- [QUÉ HACER]: Copia al pie de la letra el pasaje del texto sobre la guerra que empieza en "Y, sin embargo, poco" y termina en "regresa la esperanza.".

Uno los ve, afanados, corren de un lado a otro, protegen sus ventanas, cierran sus puertas, piensan que Osama o que Hussein van a venir por la noche a destruirlos, que los conocen personalmente, que los van a tomar de rehenes.
 
Pobres gordos -gordísimos- ingenuos seres manipulables, tan desprotegidos como los habitantes de los Andes, tan silenciosos como los bogas del Magdalena, tan callados como los vaqueros de la pampa, tan ásperos como los marineros del Caribe, tan huidizos como los cocaleros de Bolivia, tan necesitados como las jineteras de La Habana, tan ingenuos como los ladronzuelos de Jalisco.
 
A todos ellos, a todos estos pobres gordos ingenuos seres manipulables les han vendido la guerra como una hamburguesa, a todos los han convencido de sus bondades, de su necesidad, ninguno sabe quién es el enemigo, todos piensan que el héroe es ese pobre individuo fronterizo que grita en Washington, y aunque sienten que el mundo se hace cada vez más estrecho, no dicen nada, no levantan la voz, no miran, no oyen, no preguntan, mastican en silencio.
 
Y, sin embargo, poco a poco comienzan a entender la sinrazón de la guerra. Y surgen manifestaciones multitudinarias y denuncias contra los empresarios que hacen su política a través de peleles. Y aquí, y exactamente ahí, regresa la esperanza.

Entradas de distribución espacial
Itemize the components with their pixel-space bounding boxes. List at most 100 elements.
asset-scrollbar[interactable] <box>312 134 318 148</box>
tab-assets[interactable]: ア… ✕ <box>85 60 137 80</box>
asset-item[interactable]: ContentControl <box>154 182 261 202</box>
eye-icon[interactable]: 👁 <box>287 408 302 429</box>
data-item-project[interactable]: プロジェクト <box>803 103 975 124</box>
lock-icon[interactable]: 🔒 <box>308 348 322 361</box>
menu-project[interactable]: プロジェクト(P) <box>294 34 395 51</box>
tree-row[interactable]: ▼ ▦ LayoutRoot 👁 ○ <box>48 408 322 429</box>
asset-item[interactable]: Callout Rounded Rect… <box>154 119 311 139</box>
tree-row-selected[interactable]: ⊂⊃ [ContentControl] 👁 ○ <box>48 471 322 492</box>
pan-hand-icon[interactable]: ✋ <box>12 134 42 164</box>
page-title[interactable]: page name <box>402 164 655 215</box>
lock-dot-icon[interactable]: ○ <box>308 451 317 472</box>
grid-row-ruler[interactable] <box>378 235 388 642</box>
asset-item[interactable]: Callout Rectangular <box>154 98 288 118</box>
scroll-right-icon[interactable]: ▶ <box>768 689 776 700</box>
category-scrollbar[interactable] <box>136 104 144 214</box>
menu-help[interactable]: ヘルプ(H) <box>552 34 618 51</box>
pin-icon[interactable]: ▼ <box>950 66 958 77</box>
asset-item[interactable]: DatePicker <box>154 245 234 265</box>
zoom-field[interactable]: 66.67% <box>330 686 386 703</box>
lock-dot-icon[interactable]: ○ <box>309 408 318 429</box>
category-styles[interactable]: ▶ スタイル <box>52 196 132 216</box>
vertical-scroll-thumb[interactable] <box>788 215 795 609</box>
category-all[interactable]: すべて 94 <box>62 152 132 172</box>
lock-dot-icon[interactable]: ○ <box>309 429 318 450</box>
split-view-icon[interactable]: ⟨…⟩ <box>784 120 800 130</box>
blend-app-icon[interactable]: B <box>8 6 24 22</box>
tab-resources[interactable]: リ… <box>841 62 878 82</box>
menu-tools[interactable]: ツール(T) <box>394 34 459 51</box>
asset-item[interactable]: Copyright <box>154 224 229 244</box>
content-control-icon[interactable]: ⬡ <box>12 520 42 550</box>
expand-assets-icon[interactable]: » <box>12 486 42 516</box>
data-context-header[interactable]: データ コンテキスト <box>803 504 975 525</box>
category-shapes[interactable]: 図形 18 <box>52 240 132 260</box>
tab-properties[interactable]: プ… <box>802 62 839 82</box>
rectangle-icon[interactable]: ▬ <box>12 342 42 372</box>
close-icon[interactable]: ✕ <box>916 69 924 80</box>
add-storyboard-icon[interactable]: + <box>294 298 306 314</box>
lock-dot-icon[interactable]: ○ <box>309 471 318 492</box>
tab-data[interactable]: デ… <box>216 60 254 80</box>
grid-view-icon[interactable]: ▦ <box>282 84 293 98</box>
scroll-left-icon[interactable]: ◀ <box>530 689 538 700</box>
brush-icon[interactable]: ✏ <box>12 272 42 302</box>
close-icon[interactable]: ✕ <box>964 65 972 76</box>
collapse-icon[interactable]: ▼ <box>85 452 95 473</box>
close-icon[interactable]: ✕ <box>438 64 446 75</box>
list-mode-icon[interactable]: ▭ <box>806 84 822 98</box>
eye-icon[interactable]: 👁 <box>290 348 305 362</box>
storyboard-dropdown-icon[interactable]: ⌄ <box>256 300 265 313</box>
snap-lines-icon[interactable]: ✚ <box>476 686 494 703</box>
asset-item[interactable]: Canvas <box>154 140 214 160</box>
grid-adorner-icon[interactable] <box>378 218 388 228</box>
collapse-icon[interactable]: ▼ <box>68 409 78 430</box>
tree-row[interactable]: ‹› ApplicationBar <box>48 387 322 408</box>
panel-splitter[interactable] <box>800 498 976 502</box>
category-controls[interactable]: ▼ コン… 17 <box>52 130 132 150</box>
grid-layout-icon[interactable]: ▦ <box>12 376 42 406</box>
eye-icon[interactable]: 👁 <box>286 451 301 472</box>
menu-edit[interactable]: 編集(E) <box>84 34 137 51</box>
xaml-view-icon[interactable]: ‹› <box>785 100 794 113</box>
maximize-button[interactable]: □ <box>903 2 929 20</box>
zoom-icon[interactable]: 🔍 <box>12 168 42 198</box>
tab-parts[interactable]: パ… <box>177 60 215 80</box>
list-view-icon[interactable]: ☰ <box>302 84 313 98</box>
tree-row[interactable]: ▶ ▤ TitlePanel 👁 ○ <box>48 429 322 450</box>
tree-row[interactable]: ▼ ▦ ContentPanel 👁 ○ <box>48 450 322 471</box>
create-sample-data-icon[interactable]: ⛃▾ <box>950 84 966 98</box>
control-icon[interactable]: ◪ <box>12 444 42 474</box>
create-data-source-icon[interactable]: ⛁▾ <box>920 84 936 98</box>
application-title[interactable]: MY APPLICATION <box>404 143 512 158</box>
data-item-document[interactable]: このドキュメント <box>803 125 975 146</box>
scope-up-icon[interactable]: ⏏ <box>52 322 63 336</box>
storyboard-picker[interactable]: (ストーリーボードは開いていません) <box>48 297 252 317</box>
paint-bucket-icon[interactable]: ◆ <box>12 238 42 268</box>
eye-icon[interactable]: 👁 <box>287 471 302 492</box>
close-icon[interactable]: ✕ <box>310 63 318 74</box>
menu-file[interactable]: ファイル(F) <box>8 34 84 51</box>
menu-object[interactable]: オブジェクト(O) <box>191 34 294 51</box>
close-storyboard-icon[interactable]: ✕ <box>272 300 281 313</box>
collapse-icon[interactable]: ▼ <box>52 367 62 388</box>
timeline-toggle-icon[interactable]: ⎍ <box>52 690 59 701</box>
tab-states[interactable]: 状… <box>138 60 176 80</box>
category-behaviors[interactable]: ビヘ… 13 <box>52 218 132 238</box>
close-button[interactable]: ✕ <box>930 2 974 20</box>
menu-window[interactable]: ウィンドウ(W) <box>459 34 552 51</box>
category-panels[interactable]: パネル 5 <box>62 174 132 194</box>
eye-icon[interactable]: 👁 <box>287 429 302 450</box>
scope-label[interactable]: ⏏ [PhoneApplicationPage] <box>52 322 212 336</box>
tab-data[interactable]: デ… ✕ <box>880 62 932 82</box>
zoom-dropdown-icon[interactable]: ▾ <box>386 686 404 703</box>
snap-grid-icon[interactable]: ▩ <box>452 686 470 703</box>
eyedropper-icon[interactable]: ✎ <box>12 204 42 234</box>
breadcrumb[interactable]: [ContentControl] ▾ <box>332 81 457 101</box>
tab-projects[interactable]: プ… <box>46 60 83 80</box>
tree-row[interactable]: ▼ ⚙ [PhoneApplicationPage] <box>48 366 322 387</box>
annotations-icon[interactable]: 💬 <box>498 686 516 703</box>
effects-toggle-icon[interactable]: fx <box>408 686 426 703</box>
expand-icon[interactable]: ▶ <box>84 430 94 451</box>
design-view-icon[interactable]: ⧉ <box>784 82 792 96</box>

- [RESPUESTA COMPLETA]:
Y, sin embargo, poco a poco comienzan a entender la sinrazón de la guerra. Y surgen manifestaciones multitudinarias y denuncias contra los empresarios que hacen su política a través de peleles. Y aquí, y exactamente ahí, regresa la esperanza.